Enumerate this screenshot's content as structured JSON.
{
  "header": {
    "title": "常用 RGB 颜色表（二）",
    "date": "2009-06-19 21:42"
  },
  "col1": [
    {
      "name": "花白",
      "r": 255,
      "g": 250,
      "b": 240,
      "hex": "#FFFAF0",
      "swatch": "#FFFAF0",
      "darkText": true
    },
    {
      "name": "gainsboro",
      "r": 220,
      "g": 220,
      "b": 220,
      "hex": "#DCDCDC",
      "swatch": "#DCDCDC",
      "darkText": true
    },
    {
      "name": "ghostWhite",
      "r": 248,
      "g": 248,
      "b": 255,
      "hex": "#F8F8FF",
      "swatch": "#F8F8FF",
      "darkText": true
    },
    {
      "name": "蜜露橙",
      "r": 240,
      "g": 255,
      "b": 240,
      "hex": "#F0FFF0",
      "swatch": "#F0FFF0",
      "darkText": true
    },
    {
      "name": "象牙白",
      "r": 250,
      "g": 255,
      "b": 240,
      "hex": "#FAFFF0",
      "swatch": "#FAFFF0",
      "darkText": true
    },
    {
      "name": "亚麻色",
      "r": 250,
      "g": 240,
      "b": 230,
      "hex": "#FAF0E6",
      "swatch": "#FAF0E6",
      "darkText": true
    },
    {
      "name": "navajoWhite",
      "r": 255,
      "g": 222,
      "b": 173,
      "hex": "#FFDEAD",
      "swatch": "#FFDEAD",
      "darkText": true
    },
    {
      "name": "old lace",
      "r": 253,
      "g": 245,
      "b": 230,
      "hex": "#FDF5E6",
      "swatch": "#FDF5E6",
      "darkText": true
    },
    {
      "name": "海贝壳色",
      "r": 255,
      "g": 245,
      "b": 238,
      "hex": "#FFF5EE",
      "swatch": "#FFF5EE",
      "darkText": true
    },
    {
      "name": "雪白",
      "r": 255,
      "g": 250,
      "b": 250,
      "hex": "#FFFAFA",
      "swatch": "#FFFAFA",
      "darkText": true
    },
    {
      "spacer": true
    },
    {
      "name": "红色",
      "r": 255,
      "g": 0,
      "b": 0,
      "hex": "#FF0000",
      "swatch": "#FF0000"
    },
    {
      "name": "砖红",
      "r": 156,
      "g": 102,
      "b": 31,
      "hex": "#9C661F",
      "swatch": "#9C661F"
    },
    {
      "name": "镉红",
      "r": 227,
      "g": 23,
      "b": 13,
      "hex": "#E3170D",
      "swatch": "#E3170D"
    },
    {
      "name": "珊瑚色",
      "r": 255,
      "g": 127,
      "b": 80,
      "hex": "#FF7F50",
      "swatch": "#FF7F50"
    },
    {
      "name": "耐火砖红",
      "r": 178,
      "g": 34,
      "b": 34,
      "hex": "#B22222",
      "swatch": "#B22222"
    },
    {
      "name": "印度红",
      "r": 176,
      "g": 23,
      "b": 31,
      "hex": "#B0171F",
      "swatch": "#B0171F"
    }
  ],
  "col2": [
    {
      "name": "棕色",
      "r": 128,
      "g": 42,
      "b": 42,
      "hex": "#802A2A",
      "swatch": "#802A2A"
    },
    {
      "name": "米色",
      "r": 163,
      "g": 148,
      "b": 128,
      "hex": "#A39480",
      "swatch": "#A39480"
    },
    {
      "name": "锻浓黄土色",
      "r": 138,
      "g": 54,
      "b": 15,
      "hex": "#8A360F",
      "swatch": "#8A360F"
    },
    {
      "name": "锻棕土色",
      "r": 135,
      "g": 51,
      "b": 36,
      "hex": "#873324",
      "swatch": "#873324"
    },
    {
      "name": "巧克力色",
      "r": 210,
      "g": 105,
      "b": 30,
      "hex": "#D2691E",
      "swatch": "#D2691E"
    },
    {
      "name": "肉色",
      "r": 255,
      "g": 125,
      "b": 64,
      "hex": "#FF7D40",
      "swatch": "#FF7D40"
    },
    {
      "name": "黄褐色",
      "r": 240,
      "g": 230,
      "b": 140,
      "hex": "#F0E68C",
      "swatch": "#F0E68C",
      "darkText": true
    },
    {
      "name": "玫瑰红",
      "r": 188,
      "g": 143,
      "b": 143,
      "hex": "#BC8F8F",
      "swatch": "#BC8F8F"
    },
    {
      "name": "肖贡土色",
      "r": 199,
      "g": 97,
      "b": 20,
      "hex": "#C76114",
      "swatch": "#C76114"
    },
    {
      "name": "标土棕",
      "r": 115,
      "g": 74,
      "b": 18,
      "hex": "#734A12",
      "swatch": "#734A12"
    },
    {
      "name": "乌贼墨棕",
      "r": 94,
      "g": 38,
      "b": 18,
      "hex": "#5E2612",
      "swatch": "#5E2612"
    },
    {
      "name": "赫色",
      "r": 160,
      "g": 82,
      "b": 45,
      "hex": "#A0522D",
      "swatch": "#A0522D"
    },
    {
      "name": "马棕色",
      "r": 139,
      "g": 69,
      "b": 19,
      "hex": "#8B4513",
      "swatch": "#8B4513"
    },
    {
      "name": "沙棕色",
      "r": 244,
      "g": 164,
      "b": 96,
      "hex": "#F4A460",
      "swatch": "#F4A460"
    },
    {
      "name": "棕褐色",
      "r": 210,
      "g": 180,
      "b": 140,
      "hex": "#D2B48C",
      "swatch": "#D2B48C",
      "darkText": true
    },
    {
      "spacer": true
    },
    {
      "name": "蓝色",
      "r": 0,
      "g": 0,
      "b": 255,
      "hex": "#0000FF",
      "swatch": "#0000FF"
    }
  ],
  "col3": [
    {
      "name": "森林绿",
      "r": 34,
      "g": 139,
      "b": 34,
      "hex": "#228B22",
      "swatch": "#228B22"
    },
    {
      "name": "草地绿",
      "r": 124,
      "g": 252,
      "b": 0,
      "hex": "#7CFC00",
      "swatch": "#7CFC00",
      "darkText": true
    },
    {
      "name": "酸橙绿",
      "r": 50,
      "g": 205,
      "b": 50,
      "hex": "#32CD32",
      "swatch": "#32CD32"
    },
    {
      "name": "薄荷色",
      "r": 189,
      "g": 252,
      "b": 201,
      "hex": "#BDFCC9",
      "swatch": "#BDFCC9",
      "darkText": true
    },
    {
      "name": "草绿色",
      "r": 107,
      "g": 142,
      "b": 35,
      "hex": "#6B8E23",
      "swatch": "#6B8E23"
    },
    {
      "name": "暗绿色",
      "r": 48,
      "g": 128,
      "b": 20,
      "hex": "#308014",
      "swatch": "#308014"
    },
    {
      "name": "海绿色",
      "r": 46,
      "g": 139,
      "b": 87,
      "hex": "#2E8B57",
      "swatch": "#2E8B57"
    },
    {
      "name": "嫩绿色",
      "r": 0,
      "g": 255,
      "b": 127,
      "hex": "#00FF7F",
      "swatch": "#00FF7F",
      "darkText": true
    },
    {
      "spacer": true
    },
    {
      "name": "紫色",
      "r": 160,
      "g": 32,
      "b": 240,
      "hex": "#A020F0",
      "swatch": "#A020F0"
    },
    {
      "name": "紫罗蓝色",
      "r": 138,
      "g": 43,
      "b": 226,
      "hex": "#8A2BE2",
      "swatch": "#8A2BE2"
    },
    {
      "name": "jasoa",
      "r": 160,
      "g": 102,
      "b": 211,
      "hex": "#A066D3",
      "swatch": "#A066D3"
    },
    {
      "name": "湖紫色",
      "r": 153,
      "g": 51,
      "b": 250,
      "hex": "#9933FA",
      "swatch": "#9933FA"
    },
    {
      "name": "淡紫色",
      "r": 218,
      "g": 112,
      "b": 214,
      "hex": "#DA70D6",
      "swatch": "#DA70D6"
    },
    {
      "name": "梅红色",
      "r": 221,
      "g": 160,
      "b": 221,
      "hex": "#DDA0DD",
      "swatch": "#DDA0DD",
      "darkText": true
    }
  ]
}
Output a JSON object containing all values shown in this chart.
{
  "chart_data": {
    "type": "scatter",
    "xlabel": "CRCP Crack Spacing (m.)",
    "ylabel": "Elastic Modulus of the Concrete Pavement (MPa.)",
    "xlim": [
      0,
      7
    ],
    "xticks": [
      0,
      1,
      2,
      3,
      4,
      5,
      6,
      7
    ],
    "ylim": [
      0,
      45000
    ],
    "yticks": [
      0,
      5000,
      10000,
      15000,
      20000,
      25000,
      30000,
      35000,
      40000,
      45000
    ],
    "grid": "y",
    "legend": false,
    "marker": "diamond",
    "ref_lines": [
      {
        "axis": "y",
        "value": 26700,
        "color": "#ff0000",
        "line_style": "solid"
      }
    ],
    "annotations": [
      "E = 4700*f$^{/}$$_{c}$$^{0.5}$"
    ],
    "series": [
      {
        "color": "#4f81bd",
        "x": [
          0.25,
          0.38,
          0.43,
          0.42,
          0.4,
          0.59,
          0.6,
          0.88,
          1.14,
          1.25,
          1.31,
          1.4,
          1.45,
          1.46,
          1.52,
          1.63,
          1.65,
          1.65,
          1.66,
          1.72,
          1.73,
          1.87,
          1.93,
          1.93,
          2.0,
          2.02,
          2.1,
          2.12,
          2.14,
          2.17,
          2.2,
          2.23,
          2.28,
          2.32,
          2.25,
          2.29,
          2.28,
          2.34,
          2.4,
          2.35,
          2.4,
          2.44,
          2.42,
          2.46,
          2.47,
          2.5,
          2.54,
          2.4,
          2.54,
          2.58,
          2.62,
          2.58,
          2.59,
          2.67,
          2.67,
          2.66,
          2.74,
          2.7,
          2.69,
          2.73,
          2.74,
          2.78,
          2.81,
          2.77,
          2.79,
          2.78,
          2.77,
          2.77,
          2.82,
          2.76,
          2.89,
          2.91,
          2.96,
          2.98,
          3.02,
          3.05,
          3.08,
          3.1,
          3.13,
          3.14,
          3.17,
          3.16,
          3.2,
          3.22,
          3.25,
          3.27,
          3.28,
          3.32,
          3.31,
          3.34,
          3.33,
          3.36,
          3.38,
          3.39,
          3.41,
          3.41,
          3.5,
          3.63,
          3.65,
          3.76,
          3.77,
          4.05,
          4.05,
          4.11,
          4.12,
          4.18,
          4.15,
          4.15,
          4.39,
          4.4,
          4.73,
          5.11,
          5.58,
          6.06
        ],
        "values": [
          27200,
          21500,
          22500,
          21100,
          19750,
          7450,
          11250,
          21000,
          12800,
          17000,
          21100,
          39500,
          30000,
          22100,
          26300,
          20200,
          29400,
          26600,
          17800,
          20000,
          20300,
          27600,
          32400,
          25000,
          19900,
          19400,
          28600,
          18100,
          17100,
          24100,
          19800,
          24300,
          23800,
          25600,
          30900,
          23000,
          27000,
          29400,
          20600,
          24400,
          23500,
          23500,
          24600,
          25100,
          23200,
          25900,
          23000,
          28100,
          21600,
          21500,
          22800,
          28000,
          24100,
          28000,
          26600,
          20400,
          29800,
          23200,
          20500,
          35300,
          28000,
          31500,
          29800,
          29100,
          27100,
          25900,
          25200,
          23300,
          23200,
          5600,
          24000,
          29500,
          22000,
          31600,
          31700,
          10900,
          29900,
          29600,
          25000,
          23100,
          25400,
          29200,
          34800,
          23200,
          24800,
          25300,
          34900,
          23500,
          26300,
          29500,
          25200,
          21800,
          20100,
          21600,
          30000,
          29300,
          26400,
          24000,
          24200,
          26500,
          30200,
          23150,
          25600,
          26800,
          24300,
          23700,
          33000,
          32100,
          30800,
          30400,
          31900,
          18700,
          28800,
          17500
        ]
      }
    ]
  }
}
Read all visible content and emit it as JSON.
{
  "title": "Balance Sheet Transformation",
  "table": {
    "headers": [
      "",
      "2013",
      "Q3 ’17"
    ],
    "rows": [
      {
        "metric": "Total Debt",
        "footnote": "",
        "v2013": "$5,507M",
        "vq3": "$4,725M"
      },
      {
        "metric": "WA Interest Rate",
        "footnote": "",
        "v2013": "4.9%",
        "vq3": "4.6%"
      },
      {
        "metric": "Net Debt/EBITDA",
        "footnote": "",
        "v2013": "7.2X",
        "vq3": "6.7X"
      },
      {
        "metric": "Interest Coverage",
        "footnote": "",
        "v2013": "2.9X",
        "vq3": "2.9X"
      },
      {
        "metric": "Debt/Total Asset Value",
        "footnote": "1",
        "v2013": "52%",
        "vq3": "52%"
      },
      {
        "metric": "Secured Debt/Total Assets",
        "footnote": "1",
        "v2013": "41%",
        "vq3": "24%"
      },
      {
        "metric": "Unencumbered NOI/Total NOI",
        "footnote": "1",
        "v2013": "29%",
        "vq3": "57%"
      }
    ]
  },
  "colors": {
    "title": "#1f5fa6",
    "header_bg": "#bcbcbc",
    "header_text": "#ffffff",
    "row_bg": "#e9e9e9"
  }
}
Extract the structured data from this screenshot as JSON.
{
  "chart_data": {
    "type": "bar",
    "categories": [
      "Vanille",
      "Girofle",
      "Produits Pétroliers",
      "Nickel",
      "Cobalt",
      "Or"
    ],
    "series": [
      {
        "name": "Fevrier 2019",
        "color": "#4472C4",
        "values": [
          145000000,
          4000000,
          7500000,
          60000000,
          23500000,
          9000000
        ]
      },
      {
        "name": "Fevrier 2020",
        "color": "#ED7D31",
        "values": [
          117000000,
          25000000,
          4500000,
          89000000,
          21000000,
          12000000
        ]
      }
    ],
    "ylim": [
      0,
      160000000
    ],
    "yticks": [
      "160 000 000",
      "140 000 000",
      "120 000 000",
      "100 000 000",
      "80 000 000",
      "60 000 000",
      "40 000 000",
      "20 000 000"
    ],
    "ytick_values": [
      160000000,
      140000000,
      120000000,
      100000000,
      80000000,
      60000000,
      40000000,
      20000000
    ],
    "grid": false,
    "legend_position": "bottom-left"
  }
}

**Short exercise**
Repeat word for word each line from the one with "Extract the structured" to the end of the records above, inclusive.

**Result**
Extract the structured data from this screenshot as JSON.
{
  "chart_data": {
    "type": "bar",
    "categories": [
      "Vanille",
      "Girofle",
      "Produits Pétroliers",
      "Nickel",
      "Cobalt",
      "Or"
    ],
    "series": [
      {
        "name": "Fevrier 2019",
        "color": "#4472C4",
        "values": [
          145000000,
          4000000,
          7500000,
          60000000,
          23500000,
          9000000
        ]
      },
      {
        "name": "Fevrier 2020",
        "color": "#ED7D31",
        "values": [
          117000000,
          25000000,
          4500000,
          89000000,
          21000000,
          12000000
        ]
      }
    ],
    "ylim": [
      0,
      160000000
    ],
    "yticks": [
      "160 000 000",
      "140 000 000",
      "120 000 000",
      "100 000 000",
      "80 000 000",
      "60 000 000",
      "40 000 000",
      "20 000 000"
    ],
    "ytick_values": [
      160000000,
      140000000,
      120000000,
      100000000,
      80000000,
      60000000,
      40000000,
      20000000
    ],
    "grid": false,
    "legend_position": "bottom-left"
  }
}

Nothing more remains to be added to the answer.